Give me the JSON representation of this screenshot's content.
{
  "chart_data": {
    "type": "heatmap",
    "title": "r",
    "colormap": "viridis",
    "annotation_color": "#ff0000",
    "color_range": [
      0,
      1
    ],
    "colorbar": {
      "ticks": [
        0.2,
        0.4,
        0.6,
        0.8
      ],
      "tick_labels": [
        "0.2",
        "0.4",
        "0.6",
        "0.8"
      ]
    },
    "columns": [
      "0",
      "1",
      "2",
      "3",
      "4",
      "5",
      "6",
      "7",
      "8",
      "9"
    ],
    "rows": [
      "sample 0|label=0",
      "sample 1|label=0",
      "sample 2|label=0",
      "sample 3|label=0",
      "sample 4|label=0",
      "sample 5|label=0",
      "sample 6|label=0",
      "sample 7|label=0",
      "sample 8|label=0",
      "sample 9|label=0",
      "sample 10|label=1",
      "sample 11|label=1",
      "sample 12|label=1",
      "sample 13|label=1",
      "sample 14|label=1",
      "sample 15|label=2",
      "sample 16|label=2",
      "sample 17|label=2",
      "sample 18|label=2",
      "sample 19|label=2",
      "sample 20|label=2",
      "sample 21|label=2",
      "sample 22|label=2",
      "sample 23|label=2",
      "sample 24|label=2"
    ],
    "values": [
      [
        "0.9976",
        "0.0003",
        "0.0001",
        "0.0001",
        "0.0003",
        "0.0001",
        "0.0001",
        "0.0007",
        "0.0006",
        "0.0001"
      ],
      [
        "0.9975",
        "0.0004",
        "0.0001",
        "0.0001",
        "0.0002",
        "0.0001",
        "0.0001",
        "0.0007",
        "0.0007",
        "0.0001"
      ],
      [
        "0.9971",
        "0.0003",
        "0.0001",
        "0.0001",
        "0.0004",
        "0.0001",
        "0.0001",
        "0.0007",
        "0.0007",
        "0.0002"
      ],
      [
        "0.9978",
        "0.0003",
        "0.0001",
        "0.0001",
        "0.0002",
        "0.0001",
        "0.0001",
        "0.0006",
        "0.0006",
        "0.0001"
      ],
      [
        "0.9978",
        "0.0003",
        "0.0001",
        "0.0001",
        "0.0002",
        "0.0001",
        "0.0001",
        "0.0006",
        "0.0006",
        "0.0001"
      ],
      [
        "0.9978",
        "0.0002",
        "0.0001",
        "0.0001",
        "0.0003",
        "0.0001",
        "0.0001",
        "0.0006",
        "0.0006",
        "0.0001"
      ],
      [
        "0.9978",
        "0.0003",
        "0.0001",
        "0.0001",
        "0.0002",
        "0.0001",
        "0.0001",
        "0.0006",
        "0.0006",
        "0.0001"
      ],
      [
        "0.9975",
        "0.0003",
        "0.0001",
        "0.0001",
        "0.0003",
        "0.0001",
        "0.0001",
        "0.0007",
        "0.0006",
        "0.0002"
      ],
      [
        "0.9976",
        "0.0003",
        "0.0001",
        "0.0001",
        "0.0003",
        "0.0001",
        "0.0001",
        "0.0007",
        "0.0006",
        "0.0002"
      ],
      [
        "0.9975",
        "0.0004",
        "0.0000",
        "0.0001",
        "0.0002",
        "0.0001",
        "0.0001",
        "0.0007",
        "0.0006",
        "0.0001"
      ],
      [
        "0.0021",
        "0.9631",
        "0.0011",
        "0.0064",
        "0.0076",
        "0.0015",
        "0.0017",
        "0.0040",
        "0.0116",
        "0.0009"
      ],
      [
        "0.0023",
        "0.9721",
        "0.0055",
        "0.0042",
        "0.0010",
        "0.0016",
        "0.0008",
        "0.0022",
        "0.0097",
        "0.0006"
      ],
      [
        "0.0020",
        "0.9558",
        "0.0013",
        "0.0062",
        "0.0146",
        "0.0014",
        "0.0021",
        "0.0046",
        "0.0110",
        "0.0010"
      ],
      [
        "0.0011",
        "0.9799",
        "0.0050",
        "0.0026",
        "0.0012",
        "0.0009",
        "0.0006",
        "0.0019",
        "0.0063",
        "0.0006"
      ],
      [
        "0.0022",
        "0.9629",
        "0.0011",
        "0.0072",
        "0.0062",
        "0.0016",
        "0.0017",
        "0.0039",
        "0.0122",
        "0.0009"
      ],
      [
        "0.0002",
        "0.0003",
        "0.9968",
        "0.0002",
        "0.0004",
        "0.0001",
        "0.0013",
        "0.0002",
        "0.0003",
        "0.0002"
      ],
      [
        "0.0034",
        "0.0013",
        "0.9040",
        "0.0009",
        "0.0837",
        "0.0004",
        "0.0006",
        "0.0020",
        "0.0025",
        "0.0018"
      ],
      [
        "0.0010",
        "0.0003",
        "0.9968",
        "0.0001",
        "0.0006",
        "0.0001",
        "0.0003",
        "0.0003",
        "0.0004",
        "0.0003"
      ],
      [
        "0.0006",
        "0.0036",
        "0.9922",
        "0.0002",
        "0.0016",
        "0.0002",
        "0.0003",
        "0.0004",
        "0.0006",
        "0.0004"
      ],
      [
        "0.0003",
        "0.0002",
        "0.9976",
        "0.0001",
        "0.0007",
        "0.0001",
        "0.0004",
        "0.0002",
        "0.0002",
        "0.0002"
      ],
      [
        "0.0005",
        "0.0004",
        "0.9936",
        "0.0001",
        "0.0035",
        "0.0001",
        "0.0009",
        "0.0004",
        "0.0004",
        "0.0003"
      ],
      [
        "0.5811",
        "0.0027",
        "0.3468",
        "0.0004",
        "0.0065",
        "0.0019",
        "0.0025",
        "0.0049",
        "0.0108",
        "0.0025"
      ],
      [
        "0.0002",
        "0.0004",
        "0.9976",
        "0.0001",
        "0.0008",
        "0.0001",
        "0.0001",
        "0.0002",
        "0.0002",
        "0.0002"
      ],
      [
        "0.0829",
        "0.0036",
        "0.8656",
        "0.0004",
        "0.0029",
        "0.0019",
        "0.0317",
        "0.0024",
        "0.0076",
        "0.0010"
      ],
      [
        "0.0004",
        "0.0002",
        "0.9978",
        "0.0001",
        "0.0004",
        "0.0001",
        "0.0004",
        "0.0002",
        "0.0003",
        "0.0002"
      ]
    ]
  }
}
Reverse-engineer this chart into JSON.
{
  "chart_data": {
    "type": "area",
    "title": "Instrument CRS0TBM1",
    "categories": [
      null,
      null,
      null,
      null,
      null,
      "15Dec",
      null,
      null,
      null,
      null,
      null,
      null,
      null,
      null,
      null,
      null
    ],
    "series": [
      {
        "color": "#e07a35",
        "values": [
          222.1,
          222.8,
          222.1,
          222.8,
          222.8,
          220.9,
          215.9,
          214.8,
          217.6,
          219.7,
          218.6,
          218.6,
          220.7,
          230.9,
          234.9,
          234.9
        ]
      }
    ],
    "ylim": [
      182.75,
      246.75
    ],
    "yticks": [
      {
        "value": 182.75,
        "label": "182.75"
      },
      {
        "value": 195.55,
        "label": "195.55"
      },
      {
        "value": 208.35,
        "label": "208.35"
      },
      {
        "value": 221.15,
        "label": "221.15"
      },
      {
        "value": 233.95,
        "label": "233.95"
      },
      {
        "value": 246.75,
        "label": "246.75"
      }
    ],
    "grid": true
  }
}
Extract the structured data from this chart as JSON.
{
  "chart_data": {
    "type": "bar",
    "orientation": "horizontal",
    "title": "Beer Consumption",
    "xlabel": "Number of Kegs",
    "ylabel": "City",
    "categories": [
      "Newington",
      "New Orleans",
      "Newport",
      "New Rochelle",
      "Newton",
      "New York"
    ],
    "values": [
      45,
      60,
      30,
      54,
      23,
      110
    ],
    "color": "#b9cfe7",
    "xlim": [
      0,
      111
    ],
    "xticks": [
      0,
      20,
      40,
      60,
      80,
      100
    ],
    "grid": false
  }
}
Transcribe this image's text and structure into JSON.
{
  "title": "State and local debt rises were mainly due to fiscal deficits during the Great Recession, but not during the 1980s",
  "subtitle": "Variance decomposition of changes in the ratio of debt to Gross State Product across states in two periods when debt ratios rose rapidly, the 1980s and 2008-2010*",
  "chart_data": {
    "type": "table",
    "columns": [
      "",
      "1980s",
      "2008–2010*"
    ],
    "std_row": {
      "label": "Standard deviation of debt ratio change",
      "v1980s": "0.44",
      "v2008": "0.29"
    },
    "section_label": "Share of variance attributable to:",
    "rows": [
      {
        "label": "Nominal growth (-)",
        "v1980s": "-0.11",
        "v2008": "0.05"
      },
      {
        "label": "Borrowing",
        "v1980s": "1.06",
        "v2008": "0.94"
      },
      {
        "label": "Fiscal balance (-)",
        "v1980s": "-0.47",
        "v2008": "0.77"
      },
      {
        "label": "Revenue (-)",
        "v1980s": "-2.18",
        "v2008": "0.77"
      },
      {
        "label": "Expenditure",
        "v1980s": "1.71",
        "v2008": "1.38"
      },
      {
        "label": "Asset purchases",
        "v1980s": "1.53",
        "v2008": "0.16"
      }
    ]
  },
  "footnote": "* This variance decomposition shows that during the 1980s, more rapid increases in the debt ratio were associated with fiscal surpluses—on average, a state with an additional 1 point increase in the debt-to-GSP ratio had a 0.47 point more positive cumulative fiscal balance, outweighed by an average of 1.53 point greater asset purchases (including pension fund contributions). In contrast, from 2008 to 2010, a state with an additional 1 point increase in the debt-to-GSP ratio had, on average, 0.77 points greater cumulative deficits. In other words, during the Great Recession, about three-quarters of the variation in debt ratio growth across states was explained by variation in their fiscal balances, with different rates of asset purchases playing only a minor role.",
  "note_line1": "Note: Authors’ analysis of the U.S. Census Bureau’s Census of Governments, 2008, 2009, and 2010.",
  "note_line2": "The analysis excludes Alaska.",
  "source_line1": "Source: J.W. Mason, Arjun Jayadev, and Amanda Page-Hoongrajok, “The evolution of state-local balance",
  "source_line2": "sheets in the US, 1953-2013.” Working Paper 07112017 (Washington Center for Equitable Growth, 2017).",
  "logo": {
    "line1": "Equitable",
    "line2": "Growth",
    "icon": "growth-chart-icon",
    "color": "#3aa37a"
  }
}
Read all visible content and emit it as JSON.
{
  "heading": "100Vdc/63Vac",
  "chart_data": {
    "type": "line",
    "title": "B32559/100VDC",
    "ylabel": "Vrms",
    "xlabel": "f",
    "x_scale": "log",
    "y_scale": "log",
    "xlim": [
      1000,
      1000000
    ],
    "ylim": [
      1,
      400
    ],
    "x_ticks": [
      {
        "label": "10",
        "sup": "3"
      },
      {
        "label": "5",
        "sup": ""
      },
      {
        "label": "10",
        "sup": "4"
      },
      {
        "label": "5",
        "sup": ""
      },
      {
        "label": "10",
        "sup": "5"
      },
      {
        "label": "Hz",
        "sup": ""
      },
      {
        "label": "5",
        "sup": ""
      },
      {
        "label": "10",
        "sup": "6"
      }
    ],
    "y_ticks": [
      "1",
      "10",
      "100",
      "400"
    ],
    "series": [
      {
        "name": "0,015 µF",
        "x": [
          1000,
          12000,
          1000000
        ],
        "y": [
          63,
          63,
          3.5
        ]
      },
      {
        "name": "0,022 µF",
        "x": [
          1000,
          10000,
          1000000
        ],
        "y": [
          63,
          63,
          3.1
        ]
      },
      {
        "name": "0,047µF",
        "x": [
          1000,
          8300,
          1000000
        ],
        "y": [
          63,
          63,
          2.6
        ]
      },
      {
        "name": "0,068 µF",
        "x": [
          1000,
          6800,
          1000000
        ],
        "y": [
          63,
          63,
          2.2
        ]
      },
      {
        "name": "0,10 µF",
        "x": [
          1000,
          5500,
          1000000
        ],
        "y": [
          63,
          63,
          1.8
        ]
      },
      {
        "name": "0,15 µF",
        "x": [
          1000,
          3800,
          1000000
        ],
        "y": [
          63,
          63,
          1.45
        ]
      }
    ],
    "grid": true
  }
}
--- --- ---
## Requirement
From the data above, pick out each line containing "into" and copy it.

## Reply to the exercise
Reverse-engineer this chart into JSON.
Transcribe this image's text and structure into JSON.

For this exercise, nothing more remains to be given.